# Texto
_____

06 Abril 2019
“Esta Igreja, em que a instituição eclesiástica não soube discernir no advento da modernidade um grande sinal dos tempos, está com graves problemas, justamente por não ter dialogado com a modernidade, para discernir outros sinais dos tempos e se somar à ação de Deus na história. Neste contexto, a hierarquia e também os pais e mães de família, agentes pastorais e catequistas têm hoje uma enorme dificuldade para transmitir a fé às gerações seguintes”, escreve Jorge Costadoat, teólogo, jesuíta, em artigo publicado por Reflexión y Liberación, 04-04-2019. A tradução é do Cepat.
A crise dos abusos sexuais do clero e de seu acobertamento não tem precedentes na história da Igreja e, provavelmente, será recordada como a maior catástrofe depois das Guerras de religião do século XVI, e quem sabe se depois do próprio cisma de Lutero.
Assim como estas rupturas, a atual crise abarca muitos aspectos: Há vítimas que foram crentes que deixaram de acreditar ou que, ao contrário, sua própria fé as levou para frente. Há perpetradores que foram principalmente sacerdotes que causaram danos devastadores para muita gente. Há uma instituição eclesiástica que, para se defender das acusações que lhe são feitas, fez de tudo para ocultar verdadeiros crimes e reage com enorme lentidão para abordar o problema com a seriedade que se requer. Há também uma sociedade estremecida que não deseja jamais que o clero lhe fale de sexo e que dificilmente reconhecerá autoridade à hierarquia católica para que se refira a outros temas.

_____

Entradas de disposição espacial
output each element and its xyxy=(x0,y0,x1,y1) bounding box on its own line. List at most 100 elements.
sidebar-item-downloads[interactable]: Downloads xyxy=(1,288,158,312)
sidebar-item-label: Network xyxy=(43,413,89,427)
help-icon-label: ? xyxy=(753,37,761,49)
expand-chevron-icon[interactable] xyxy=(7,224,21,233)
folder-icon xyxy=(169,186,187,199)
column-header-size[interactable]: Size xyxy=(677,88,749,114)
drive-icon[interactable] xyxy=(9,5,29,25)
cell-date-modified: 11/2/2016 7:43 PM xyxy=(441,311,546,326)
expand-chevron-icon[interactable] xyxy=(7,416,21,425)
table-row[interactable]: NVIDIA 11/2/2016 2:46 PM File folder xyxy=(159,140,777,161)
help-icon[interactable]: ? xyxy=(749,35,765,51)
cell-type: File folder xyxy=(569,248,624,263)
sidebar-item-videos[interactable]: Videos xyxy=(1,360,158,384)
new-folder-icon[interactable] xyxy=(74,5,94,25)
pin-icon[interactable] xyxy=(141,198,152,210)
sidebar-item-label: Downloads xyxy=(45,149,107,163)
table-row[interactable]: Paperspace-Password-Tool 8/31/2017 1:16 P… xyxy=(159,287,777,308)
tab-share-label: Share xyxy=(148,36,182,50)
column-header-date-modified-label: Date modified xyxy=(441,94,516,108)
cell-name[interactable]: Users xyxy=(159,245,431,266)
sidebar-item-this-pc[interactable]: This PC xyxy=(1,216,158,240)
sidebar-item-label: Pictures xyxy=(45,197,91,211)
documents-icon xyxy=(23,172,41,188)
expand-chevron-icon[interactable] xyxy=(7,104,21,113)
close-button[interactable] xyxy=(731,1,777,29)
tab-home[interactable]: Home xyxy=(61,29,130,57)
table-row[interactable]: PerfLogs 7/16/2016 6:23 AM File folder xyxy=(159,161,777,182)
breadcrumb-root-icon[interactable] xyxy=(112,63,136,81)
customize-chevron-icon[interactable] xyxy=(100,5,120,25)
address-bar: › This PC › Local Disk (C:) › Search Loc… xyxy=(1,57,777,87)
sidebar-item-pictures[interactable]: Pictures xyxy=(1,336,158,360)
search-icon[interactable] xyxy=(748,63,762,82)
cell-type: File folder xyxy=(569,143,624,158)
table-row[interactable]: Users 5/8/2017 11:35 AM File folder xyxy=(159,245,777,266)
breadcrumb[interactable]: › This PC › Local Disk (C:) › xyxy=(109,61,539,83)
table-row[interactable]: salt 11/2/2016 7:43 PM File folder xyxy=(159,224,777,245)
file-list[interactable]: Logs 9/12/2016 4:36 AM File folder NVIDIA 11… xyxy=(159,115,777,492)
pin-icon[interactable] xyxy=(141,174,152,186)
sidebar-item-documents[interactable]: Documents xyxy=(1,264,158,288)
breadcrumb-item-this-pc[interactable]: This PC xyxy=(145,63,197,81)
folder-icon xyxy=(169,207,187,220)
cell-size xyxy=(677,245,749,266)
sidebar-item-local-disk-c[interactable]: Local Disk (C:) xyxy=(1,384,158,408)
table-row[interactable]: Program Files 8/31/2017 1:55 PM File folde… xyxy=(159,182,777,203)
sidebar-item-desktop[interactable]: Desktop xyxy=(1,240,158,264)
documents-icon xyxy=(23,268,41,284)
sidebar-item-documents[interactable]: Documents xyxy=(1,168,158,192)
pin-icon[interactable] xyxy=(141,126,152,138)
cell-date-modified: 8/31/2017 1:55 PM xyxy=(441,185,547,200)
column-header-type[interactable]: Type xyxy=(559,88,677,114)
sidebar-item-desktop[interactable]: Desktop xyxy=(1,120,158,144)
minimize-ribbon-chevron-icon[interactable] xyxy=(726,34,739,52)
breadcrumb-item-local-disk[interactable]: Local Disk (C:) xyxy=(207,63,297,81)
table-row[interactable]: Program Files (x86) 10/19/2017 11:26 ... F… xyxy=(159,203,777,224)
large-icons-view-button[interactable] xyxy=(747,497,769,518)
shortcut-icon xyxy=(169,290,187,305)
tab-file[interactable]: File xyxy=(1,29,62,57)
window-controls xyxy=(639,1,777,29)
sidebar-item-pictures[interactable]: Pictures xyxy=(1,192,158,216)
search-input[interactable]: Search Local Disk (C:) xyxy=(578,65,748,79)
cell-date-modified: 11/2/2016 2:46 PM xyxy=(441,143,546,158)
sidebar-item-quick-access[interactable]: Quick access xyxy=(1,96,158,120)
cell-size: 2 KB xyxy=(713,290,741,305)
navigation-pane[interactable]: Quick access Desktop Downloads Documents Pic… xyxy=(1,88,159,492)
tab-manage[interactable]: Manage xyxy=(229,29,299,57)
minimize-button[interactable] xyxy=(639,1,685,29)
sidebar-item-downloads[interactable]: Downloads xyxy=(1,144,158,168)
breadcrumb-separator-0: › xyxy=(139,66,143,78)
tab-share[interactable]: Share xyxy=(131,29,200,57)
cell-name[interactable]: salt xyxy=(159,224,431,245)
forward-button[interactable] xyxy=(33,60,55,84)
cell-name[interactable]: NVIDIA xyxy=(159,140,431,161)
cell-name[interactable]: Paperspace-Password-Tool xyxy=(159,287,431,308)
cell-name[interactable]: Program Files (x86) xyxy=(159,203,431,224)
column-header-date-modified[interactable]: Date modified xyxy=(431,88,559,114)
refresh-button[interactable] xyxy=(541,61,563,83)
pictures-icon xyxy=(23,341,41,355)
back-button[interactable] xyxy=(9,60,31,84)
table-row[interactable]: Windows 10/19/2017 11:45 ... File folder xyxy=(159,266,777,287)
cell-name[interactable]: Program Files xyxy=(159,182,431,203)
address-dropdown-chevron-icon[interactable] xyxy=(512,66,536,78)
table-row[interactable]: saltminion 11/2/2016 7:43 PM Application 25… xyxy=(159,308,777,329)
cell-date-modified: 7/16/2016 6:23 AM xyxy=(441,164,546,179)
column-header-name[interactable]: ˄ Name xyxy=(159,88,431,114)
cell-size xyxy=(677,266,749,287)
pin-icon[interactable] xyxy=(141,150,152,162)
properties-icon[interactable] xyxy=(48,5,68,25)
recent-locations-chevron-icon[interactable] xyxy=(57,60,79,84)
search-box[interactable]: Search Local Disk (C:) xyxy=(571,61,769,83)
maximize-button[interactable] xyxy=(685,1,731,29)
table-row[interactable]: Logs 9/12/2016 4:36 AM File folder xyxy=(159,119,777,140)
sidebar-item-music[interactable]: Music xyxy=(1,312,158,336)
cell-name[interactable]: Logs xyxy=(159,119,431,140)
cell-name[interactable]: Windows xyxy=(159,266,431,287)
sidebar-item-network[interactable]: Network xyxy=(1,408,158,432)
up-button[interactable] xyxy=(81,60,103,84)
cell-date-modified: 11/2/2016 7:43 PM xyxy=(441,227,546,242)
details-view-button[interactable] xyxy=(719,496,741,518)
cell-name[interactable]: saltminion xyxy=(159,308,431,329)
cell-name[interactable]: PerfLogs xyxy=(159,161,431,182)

_____

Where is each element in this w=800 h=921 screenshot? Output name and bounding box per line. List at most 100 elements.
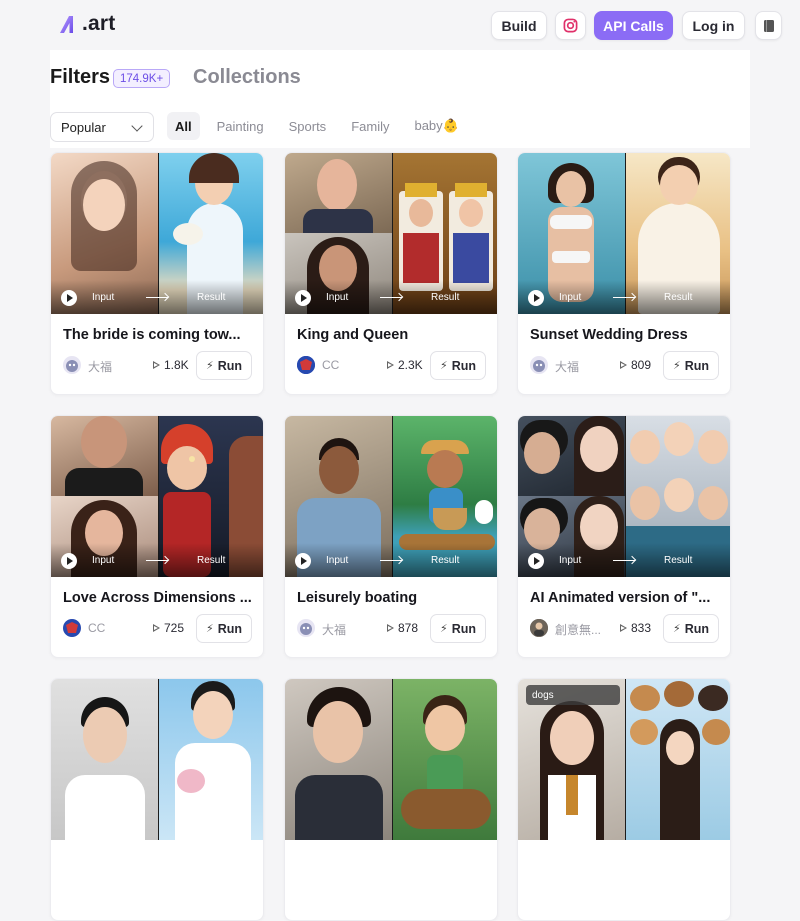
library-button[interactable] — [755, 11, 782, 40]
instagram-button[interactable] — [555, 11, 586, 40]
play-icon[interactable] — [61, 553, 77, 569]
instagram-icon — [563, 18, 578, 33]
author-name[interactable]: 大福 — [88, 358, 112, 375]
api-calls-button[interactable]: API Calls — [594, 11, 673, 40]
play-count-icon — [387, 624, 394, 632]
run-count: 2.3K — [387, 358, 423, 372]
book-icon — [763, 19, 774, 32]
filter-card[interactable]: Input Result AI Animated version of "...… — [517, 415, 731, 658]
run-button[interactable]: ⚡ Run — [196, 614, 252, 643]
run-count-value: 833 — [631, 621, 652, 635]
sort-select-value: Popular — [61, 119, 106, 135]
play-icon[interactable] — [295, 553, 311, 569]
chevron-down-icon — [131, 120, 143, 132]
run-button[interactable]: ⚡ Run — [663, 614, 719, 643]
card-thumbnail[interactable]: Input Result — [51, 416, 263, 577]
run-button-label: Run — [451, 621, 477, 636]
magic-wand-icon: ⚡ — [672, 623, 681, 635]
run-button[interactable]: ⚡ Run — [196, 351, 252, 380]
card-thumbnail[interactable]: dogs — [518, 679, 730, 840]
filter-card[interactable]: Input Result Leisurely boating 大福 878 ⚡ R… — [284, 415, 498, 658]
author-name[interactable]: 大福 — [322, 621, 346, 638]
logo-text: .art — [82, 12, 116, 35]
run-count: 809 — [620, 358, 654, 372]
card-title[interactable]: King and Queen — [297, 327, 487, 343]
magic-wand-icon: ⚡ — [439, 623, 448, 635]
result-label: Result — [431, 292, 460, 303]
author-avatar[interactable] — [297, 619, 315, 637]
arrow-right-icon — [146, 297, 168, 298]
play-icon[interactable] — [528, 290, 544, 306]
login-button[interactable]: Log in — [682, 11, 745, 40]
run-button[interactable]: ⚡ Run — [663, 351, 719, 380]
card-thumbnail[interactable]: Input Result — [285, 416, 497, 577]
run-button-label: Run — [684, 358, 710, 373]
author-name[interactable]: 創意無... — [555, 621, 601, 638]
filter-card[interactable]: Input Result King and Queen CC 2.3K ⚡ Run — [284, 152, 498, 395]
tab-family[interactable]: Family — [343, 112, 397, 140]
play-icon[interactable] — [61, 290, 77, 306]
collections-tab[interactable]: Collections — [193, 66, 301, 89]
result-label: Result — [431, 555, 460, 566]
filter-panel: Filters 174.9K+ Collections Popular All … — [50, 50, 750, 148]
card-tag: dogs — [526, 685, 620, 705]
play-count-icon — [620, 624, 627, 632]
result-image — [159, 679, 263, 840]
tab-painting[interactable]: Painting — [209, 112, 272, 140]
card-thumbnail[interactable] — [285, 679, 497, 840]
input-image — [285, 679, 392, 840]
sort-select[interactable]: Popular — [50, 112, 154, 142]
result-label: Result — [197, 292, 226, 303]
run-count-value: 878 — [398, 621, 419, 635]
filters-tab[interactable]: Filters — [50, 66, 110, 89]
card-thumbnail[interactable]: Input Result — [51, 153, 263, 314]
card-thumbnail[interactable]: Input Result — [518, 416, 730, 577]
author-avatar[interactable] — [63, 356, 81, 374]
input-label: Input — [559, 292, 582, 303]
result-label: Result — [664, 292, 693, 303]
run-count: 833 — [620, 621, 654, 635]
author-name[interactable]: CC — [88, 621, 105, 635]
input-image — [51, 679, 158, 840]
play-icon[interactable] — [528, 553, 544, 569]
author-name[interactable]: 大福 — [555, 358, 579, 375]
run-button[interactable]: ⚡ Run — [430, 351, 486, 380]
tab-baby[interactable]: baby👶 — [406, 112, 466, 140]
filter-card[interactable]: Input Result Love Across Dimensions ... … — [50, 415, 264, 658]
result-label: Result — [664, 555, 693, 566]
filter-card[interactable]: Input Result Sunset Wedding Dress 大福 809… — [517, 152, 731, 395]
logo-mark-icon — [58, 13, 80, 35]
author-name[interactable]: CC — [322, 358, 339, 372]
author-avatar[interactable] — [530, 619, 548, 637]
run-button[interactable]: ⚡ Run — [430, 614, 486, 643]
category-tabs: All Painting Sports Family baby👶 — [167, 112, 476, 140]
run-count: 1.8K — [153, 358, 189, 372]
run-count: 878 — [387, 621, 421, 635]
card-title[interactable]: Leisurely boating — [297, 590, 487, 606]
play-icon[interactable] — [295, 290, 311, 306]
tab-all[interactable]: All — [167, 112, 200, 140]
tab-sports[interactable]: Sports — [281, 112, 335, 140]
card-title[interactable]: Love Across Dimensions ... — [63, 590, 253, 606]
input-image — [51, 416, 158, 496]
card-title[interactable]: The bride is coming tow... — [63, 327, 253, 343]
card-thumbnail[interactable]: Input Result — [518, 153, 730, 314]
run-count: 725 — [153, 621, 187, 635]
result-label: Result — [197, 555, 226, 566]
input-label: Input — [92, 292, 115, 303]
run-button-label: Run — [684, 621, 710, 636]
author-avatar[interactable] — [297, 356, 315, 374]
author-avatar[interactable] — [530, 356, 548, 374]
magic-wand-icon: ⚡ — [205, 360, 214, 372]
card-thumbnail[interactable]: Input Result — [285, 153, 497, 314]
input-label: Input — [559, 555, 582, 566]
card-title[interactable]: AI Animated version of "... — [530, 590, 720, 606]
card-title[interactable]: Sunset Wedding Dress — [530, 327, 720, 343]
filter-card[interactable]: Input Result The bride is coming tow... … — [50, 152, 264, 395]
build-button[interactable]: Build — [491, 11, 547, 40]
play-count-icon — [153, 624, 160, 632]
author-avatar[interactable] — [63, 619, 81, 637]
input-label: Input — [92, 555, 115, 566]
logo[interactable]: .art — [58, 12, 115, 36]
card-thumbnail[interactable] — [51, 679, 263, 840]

_____

# Instruções das tarefas
1 – Responda às perguntas abaixo com base no texto sobre a crise da Igreja.
(a) Quem escreveu o artigo citado no texto?
(b) Depois de quais acontecimentos históricos a crise será recordada, provavelmente, como a maior catástrofe?
(c) O que a sociedade estremecida não deseja jamais, segundo o texto?
2 – Prolongue o texto sobre a crise da Igreja a partir do ponto em que ele termina.

# Respostas do exercício
1 –
(a) Jorge Costadoat, teólogo e jesuíta.
(b) Depois das Guerras de religião do século XVI e, quem sabe, depois do próprio cisma de Lutero.
(c) Não deseja jamais que o clero lhe fale de sexo.

2 –
A crise da Igreja, no entanto, deve ser vista como uma guinada triste de mudanças culturais extraordinariamente positivas para os vulneráveis e, em particular, para as crianças e as mulheres. Nossa sociedade está em um processo de “conversão” ao próximo que deve ser considerado como um importantíssimo crescimento em humanidade. Estamos diante de uma nova explicitação da convicção da inviolabilidade da pessoa humana.
No entanto, para entender esta grande crise é preciso ir mais longe ou se aprofundar em outros assuntos. Por certo, esta é uma crise de toda a Igreja, ou seja, da institucionalidade e das pessoas. A instituição eclesiástica, já há séculos, teve grandes dificuldades para processar as conquistas da modernidade. Esta, em meu parecer, é a principal causa da crise eclesial atual. A própria Igreja não fez caso de sua condenação ao fideísmo (Concílio Vaticano I, 1870), heresia que em termos populares pode a identificar com “a fé do carvoeiro”. A hierarquia não pôde, nem quis integrar fé e razão, fé e ciência, e fé e cultura.
Tomemos dois exemplos: A institucionalidade na Igreja é a de uma monarquia absoluta ao modo das monarquias bourbons. É governada por um Papa eleito em vida. Ele próprio tem o poder de nomear a todos os bispos do mundo e pedir conta de seus atos a 1,2 bilhão de católicos. A estrutura institucional sabe pouco de divisão, de repartição e de controle de poderes, de transparências e de accountability. Um camponês católico da zona de San Fernando me dizia, há pouco, perplexo diante do desempenho do clero: “Não se responsabilizam por nada”.
O caso chileno é ilustrativo. Francisco repreende desafortunadamente os osorninos por não aceitarem a nomeação do bispo Barros. Depois, pede perdão às vítimas por suas palavras talhantes em Iquique [Chile]. Em correção seguida, em razão da gravidade da situação e dos muitos problemas, Francisco chama a Roma os 31 bispos da Conferência Episcopal, pede a renúncia de todos igualmente e os devolve ao país completamente desautorizados. Os bispos partiram humilhados e voltarem humilhados. Na Catedral, Francisco lhes havia advertido contra o flagelo do “clericalismo”. Mas, o Comitê Permanente dos bispos não havia pedido ao Papa que não nomeasse a Barros?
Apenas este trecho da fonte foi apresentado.